(Work instructions): Produce an exact transcription of the listing below, omitting the pictures.
# # # #
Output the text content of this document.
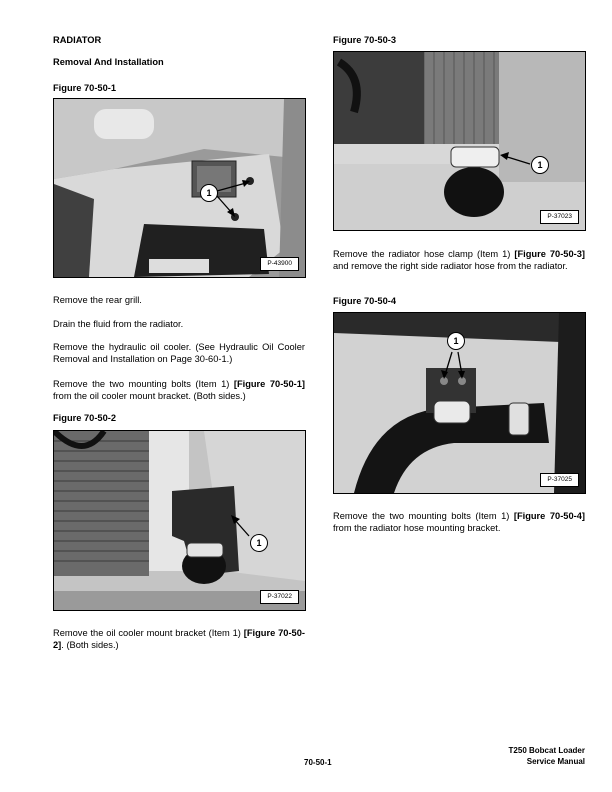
RADIATOR
Removal And Installation
Figure 70-50-1
1
P-43900
Remove the rear grill.
Drain the fluid from the radiator.
Remove the hydraulic oil cooler. (See Hydraulic Oil Cooler Removal and Installation on Page 30-60-1.)
Remove the two mounting bolts (Item 1) [Figure 70-50-1] from the oil cooler mount bracket. (Both sides.)
Figure 70-50-2
1
P-37022
Remove the oil cooler mount bracket (Item 1) [Figure 70-50-2]. (Both sides.)
Figure 70-50-3
1
P-37023
Remove the radiator hose clamp (Item 1) [Figure 70-50-3] and remove the right side radiator hose from the radiator.
Figure 70-50-4
1
P-37025
Remove the two mounting bolts (Item 1) [Figure 70-50-4] from the radiator hose mounting bracket.
70-50-1
T250 Bobcat Loader
Service Manual
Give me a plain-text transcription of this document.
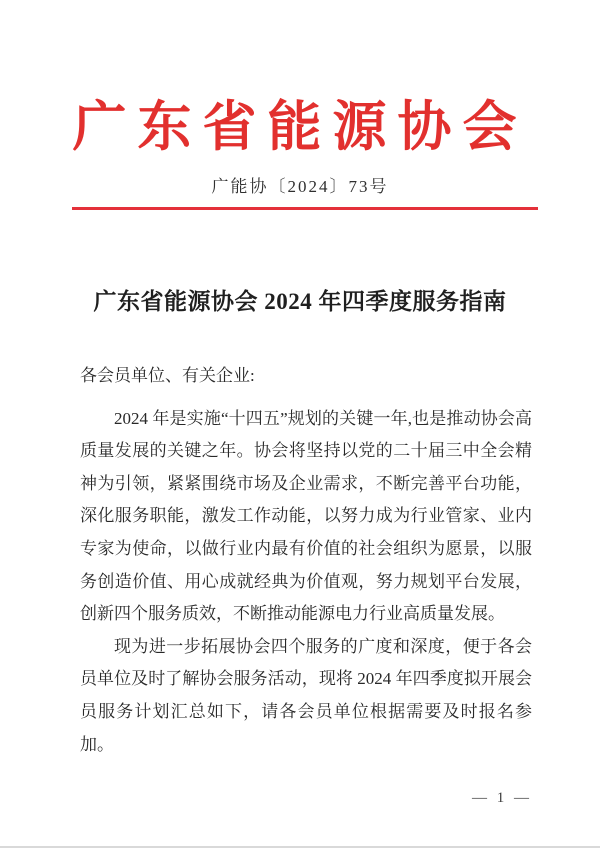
广东省能源协会
广能协〔2024〕73号
广东省能源协会 2024 年四季度服务指南

各会员单位、有关企业:

2024 年是实施“十四五”规划的关键一年,也是推动协会高质量发展的关键之年。协会将坚持以党的二十届三中全会精神为引领，紧紧围绕市场及企业需求，不断完善平台功能，深化服务职能，激发工作动能，以努力成为行业管家、业内专家为使命，以做行业内最有价值的社会组织为愿景，以服务创造价值、用心成就经典为价值观，努力规划平台发展，创新四个服务质效，不断推动能源电力行业高质量发展。

现为进一步拓展协会四个服务的广度和深度，便于各会员单位及时了解协会服务活动，现将 2024 年四季度拟开展会员服务计划汇总如下，请各会员单位根据需要及时报名参加。

— 1 —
# # # #
(Response):
Output the text content of this document.
RADIATOR
Removal And Installation
Figure 70-50-1
1
P-43900
Remove the rear grill.
Drain the fluid from the radiator.
Remove the hydraulic oil cooler. (See Hydraulic Oil Cooler Removal and Installation on Page 30-60-1.)
Remove the two mounting bolts (Item 1) [Figure 70-50-1] from the oil cooler mount bracket. (Both sides.)
Figure 70-50-2
1
P-37022
Remove the oil cooler mount bracket (Item 1) [Figure 70-50-2]. (Both sides.)
Figure 70-50-3
1
P-37023
Remove the radiator hose clamp (Item 1) [Figure 70-50-3] and remove the right side radiator hose from the radiator.
Figure 70-50-4
1
P-37025
Remove the two mounting bolts (Item 1) [Figure 70-50-4] from the radiator hose mounting bracket.
70-50-1
T250 Bobcat Loader
Service Manual
Give me a plain-text transcription of this document.
广东省能源协会
广能协〔2024〕73号
广东省能源协会 2024 年四季度服务指南

各会员单位、有关企业:

2024 年是实施“十四五”规划的关键一年,也是推动协会高质量发展的关键之年。协会将坚持以党的二十届三中全会精神为引领，紧紧围绕市场及企业需求，不断完善平台功能，深化服务职能，激发工作动能，以努力成为行业管家、业内专家为使命，以做行业内最有价值的社会组织为愿景，以服务创造价值、用心成就经典为价值观，努力规划平台发展，创新四个服务质效，不断推动能源电力行业高质量发展。

现为进一步拓展协会四个服务的广度和深度，便于各会员单位及时了解协会服务活动，现将 2024 年四季度拟开展会员服务计划汇总如下，请各会员单位根据需要及时报名参加。

— 1 —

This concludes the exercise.